| ENTRIES SHOWN |
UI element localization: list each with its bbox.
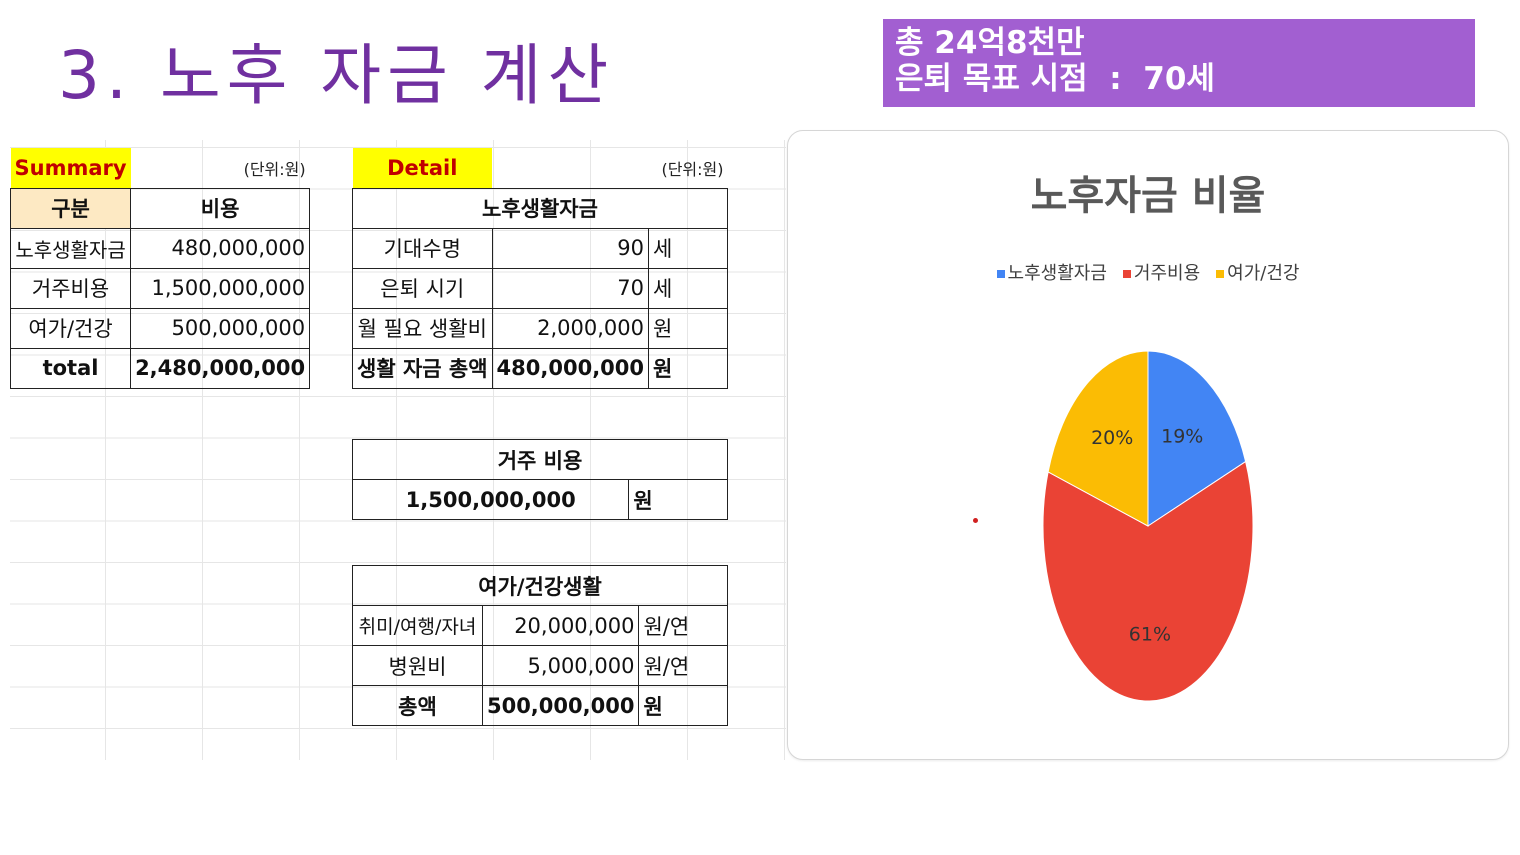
legend-swatch [1122, 270, 1131, 278]
table-row: 1,500,000,000 원 [351, 479, 728, 520]
living-row-label: 월 필요 생활비 [352, 307, 493, 349]
leisure-row-unit: 원/연 [638, 645, 728, 686]
living-total-value: 480,000,000 [491, 347, 650, 389]
table-row: 취미/여행/자녀 20,000,000 원/연 [352, 605, 728, 646]
housing-value: 1,500,000,000 [351, 479, 630, 520]
housing-unit: 원 [628, 479, 728, 520]
summary-unit-label: (단위:원) [243, 159, 306, 179]
summary-row-label: 거주비용 [9, 267, 132, 309]
leisure-section-title: 여가/건강생활 [352, 565, 728, 606]
living-total-unit: 원 [648, 347, 728, 389]
summary-row-label: 여가/건강 [9, 307, 132, 349]
legend-item: 노후생활자금 [996, 259, 1107, 285]
table-row: 노후생활자금 480,000,000 [9, 227, 311, 269]
table-row: 총액 500,000,000 원 [352, 685, 728, 726]
summary-total-label: total [9, 347, 132, 389]
pie-chart: 19% 61% 20% [1042, 350, 1254, 702]
table-row: 병원비 5,000,000 원/연 [352, 645, 728, 686]
pie-data-label-0: 19% [1161, 425, 1203, 447]
detail-living-table: Detail (단위:원) 노후생활자금 기대수명 90 세 은퇴 시기 70 … [352, 148, 728, 389]
summary-row-value: 500,000,000 [130, 307, 311, 349]
pie-chart-card[interactable]: 노후자금 비율 노후생활자금 거주비용 여가/건강 19% 61% 20% [787, 130, 1509, 760]
housing-section-title: 거주 비용 [352, 439, 728, 480]
summary-row-value: 1,500,000,000 [130, 267, 311, 309]
living-row-unit: 세 [648, 227, 728, 269]
living-section-title: 노후생활자금 [352, 187, 728, 229]
living-row-value: 90 [491, 227, 650, 269]
living-row-unit: 원 [648, 307, 728, 349]
leisure-row-value: 20,000,000 [481, 605, 640, 646]
summary-banner: 총 24억8천만 은퇴 목표 시점 : 70세 [883, 19, 1475, 107]
summary-header-cost: 비용 [130, 187, 311, 229]
living-row-label: 기대수명 [352, 227, 493, 269]
pie-slice-2 [1047, 350, 1149, 527]
table-row: 여가/건강 500,000,000 [9, 307, 311, 349]
leisure-row-label: 병원비 [352, 645, 483, 686]
living-total-label: 생활 자금 총액 [352, 347, 493, 389]
summary-row-label: 노후생활자금 [9, 227, 132, 269]
table-row: 은퇴 시기 70 세 [352, 267, 728, 309]
leisure-total-unit: 원 [638, 685, 728, 726]
legend-label: 여가/건강 [1227, 263, 1300, 284]
stray-mark [973, 518, 978, 523]
legend-item: 여가/건강 [1216, 259, 1299, 285]
table-row: 기대수명 90 세 [352, 227, 728, 269]
leisure-total-value: 500,000,000 [481, 685, 640, 726]
table-row: total 2,480,000,000 [9, 347, 311, 389]
chart-title: 노후자금 비율 [1030, 173, 1266, 219]
table-row: 생활 자금 총액 480,000,000 원 [352, 347, 728, 389]
pie-slice-0 [1147, 350, 1247, 527]
detail-tag: Detail [352, 148, 493, 188]
chart-legend: 노후생활자금 거주비용 여가/건강 [788, 259, 1508, 285]
slide-title: 3. 노후 자금 계산 [58, 37, 615, 114]
living-row-unit: 세 [648, 267, 728, 309]
leisure-row-unit: 원/연 [638, 605, 728, 646]
detail-housing-table: 거주 비용 1,500,000,000 원 [351, 439, 728, 520]
living-row-value: 70 [491, 267, 650, 309]
summary-header-category: 구분 [9, 187, 132, 229]
leisure-row-value: 5,000,000 [481, 645, 640, 686]
living-row-value: 2,000,000 [491, 307, 650, 349]
pie-slice-1 [1042, 460, 1254, 702]
table-row: 거주비용 1,500,000,000 [9, 267, 311, 309]
legend-item: 거주비용 [1122, 259, 1201, 285]
summary-total-value: 2,480,000,000 [130, 347, 311, 389]
legend-label: 거주비용 [1133, 263, 1201, 284]
summary-row-value: 480,000,000 [130, 227, 311, 269]
summary-table: Summary (단위:원) 구분 비용 노후생활자금 480,000,000 … [9, 148, 311, 389]
legend-swatch [996, 270, 1005, 278]
legend-label: 노후생활자금 [1007, 263, 1107, 284]
pie-data-label-1: 61% [1129, 623, 1171, 645]
legend-swatch [1216, 270, 1225, 278]
summary-tag: Summary [10, 148, 131, 188]
living-row-label: 은퇴 시기 [352, 267, 493, 309]
detail-leisure-table: 여가/건강생활 취미/여행/자녀 20,000,000 원/연 병원비 5,00… [352, 565, 728, 726]
table-row: 월 필요 생활비 2,000,000 원 [352, 307, 728, 349]
pie-data-label-2: 20% [1091, 427, 1133, 449]
leisure-row-label: 취미/여행/자녀 [352, 605, 483, 646]
detail-unit-label: (단위:원) [661, 159, 724, 179]
leisure-total-label: 총액 [352, 685, 483, 726]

| PROBLEM DETAILS |
Rewrite only the lines from the line with "legend-swatch [1122, 270, 1131, 278]" to the line with "summary-row-label: 노후생활자금 [9, 227, 132, 269]", both included, changing "table-row" to "data-row" and keeping everything else unchanged.

| SOLUTION BELOW |
legend-swatch [1122, 270, 1131, 278]
data-row: 1,500,000,000 원 [351, 479, 728, 520]
living-row-label: 월 필요 생활비 [352, 307, 493, 349]
leisure-row-unit: 원/연 [638, 645, 728, 686]
living-total-value: 480,000,000 [491, 347, 650, 389]
data-row: 취미/여행/자녀 20,000,000 원/연 [352, 605, 728, 646]
housing-value: 1,500,000,000 [351, 479, 630, 520]
housing-unit: 원 [628, 479, 728, 520]
summary-unit-label: (단위:원) [243, 159, 306, 179]
summary-row-label: 거주비용 [9, 267, 132, 309]
leisure-section-title: 여가/건강생활 [352, 565, 728, 606]
living-total-unit: 원 [648, 347, 728, 389]
summary-row-label: 여가/건강 [9, 307, 132, 349]
legend-item: 노후생활자금 [996, 259, 1107, 285]
data-row: 노후생활자금 480,000,000 [9, 227, 311, 269]
data-row: 총액 500,000,000 원 [352, 685, 728, 726]
summary-total-label: total [9, 347, 132, 389]
pie-chart: 19% 61% 20% [1042, 350, 1254, 702]
data-row: 병원비 5,000,000 원/연 [352, 645, 728, 686]
pie-data-label-0: 19% [1161, 425, 1203, 447]
detail-living-table: Detail (단위:원) 노후생활자금 기대수명 90 세 은퇴 시기 70 … [352, 148, 728, 389]
summary-row-value: 500,000,000 [130, 307, 311, 349]
pie-chart-card[interactable]: 노후자금 비율 노후생활자금 거주비용 여가/건강 19% 61% 20% [787, 130, 1509, 760]
housing-section-title: 거주 비용 [352, 439, 728, 480]
summary-row-value: 1,500,000,000 [130, 267, 311, 309]
living-row-unit: 세 [648, 227, 728, 269]
living-section-title: 노후생활자금 [352, 187, 728, 229]
living-row-value: 90 [491, 227, 650, 269]
living-row-unit: 원 [648, 307, 728, 349]
leisure-row-value: 20,000,000 [481, 605, 640, 646]
summary-banner: 총 24억8천만 은퇴 목표 시점 : 70세 [883, 19, 1475, 107]
summary-header-cost: 비용 [130, 187, 311, 229]
living-row-label: 기대수명 [352, 227, 493, 269]
pie-slice-2 [1047, 350, 1149, 527]
data-row: 여가/건강 500,000,000 [9, 307, 311, 349]
leisure-row-label: 병원비 [352, 645, 483, 686]
living-total-label: 생활 자금 총액 [352, 347, 493, 389]
summary-row-label: 노후생활자금 [9, 227, 132, 269]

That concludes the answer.